--- Your objective ---
Collect each line containing "subtitle".

--- Supplied entries ---

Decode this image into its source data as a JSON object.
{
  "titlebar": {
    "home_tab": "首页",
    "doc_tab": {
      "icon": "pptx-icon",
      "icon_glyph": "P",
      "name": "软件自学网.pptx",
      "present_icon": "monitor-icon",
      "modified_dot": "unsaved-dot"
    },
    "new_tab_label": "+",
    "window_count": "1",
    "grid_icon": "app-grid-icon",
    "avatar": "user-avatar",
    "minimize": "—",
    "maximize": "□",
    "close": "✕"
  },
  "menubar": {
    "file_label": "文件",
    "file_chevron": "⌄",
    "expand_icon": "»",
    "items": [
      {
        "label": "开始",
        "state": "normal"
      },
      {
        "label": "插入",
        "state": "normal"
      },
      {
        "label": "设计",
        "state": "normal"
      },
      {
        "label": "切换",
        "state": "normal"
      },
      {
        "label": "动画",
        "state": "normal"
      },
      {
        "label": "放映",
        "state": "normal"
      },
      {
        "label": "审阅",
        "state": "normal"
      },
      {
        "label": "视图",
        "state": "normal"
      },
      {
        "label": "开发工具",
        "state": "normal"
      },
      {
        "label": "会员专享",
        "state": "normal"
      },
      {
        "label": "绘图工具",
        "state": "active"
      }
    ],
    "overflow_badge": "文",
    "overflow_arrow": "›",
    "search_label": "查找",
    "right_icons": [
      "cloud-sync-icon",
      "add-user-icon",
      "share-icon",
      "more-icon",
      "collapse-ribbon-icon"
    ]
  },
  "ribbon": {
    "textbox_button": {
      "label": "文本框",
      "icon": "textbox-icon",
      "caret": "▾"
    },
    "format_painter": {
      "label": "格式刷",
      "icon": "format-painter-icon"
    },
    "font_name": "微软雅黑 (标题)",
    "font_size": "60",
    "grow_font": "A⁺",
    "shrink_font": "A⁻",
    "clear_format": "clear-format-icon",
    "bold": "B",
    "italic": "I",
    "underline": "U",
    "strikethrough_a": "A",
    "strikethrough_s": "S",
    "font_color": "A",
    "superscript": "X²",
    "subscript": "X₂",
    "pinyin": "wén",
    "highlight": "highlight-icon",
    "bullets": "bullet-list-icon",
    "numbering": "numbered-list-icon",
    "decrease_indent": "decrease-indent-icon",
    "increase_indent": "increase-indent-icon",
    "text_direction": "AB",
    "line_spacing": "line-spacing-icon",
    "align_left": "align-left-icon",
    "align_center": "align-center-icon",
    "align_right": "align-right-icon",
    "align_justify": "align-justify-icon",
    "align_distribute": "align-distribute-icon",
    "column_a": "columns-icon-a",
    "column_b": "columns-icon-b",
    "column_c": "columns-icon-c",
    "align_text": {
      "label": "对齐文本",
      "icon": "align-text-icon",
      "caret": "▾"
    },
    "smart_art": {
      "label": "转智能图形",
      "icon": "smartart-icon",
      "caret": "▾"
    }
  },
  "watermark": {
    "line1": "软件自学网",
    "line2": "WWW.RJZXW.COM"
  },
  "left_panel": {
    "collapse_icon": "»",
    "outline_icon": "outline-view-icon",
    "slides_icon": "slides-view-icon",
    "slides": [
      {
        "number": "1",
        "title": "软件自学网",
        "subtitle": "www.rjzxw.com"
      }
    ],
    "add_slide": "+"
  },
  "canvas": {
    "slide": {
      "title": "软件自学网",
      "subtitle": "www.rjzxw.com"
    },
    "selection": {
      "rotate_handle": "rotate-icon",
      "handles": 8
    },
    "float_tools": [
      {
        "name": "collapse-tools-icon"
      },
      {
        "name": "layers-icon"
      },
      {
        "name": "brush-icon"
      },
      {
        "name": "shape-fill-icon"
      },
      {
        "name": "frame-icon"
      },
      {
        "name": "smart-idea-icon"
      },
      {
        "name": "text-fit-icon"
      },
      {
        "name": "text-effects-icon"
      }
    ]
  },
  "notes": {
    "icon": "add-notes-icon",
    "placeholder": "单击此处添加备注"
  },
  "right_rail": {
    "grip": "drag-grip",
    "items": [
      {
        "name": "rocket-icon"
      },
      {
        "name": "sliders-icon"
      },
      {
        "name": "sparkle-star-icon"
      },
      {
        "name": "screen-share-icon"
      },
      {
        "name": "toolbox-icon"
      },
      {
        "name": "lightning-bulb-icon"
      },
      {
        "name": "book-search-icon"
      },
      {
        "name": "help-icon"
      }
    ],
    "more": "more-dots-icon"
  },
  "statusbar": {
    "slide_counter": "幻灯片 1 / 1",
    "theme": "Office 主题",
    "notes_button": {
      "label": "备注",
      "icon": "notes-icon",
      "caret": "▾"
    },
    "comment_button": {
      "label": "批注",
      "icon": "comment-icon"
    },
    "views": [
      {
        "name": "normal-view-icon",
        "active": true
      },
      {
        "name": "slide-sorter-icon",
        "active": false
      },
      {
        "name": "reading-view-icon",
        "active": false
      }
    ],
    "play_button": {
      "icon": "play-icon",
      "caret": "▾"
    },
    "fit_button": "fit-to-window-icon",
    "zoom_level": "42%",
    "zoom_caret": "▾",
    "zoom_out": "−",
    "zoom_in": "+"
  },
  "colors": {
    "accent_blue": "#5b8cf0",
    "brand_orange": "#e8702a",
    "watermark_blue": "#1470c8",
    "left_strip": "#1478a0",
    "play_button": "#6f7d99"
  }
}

--- Final result ---
        "subtitle": "www.rjzxw.com"
      "subtitle": "www.rjzxw.com"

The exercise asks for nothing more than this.